Data listing:
----
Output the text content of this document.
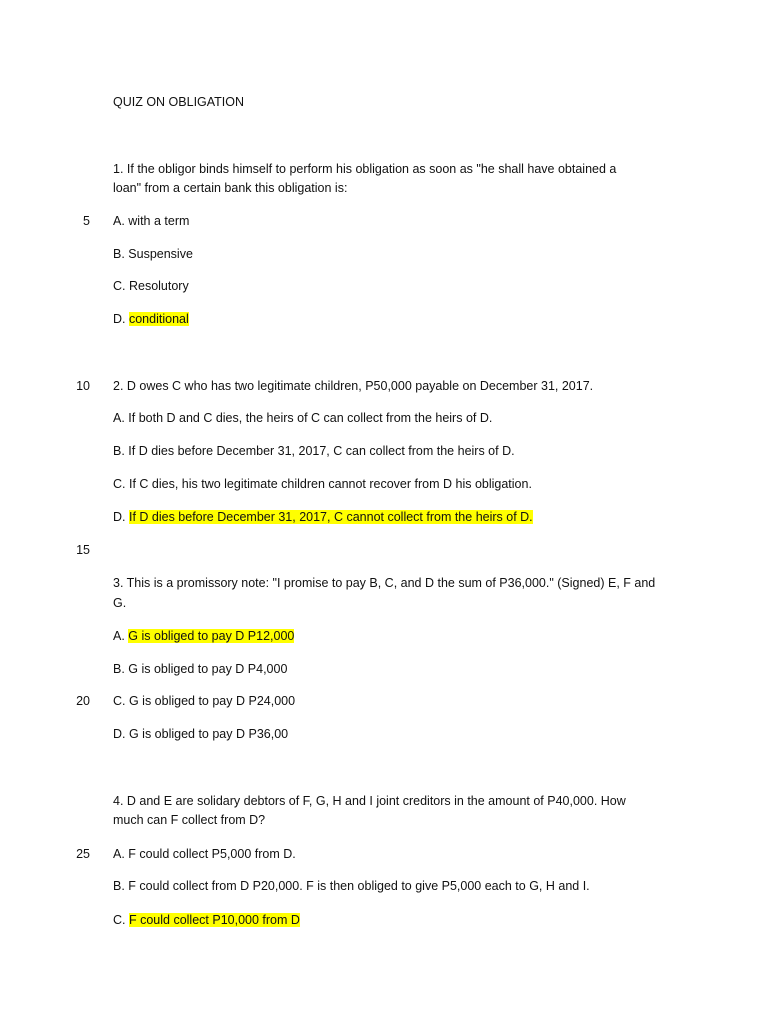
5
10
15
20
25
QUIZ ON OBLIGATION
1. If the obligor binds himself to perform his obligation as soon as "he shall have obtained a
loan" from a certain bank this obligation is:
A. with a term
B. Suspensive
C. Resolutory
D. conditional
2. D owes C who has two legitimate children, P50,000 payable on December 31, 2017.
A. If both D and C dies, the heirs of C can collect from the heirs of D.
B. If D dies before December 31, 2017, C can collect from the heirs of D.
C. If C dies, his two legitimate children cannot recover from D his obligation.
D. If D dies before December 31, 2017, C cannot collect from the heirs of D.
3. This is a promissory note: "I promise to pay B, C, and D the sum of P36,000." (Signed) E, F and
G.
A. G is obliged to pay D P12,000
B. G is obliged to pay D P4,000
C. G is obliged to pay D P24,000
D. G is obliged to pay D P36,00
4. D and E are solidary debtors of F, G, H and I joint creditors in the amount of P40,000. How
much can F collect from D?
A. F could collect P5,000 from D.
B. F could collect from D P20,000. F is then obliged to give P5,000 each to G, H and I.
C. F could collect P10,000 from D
----
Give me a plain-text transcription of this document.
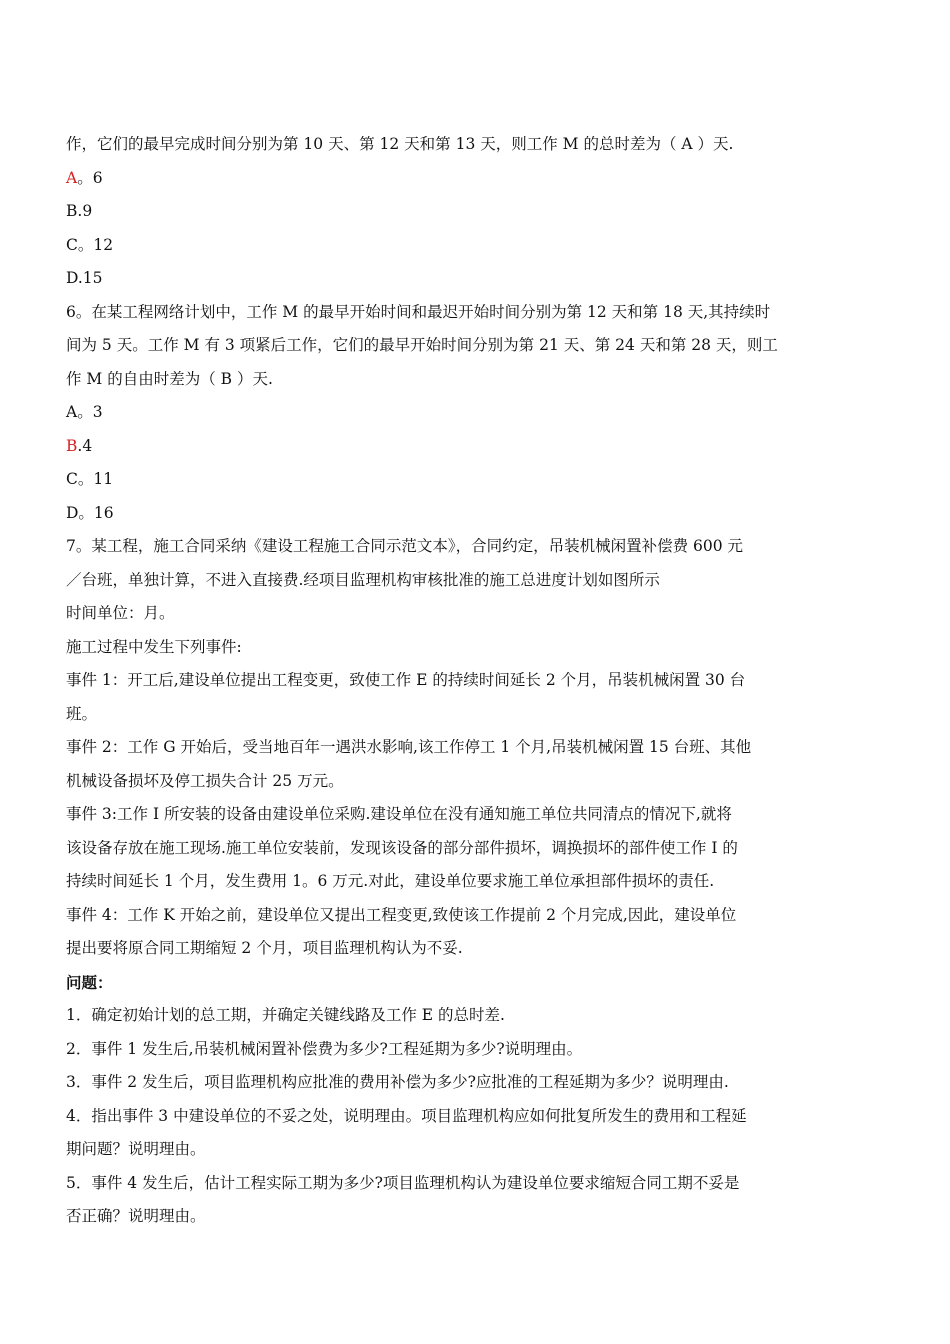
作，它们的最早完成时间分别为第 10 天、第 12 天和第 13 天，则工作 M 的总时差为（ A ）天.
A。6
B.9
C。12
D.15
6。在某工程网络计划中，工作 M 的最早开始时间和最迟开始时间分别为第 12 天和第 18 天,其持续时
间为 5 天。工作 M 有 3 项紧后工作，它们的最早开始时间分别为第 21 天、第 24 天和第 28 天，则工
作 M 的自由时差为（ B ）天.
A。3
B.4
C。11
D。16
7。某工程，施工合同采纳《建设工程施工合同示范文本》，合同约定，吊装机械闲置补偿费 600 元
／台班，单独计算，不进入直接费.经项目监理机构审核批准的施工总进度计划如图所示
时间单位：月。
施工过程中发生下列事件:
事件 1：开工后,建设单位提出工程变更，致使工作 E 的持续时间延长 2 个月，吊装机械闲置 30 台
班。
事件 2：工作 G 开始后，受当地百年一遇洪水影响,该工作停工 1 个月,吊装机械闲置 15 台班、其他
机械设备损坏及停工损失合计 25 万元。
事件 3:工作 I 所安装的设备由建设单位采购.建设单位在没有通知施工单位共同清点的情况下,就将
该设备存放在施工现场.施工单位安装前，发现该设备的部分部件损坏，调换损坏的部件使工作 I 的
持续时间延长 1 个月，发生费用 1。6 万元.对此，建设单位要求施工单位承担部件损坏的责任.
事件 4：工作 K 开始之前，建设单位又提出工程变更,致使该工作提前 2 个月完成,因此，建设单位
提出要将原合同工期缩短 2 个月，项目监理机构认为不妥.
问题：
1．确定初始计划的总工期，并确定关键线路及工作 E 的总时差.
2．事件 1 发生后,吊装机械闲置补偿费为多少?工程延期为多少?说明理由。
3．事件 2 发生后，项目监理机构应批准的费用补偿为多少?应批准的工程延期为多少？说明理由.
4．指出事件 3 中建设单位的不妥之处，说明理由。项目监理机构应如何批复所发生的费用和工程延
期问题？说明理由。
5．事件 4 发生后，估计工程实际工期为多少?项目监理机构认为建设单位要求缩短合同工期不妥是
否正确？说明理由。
----
PROBLEM: Which lines contain "December"? Show each of them.

SOLUTION:
2. D owes C who has two legitimate children, P50,000 payable on December 31, 2017.
B. If D dies before December 31, 2017, C can collect from the heirs of D.
D. If D dies before December 31, 2017, C cannot collect from the heirs of D.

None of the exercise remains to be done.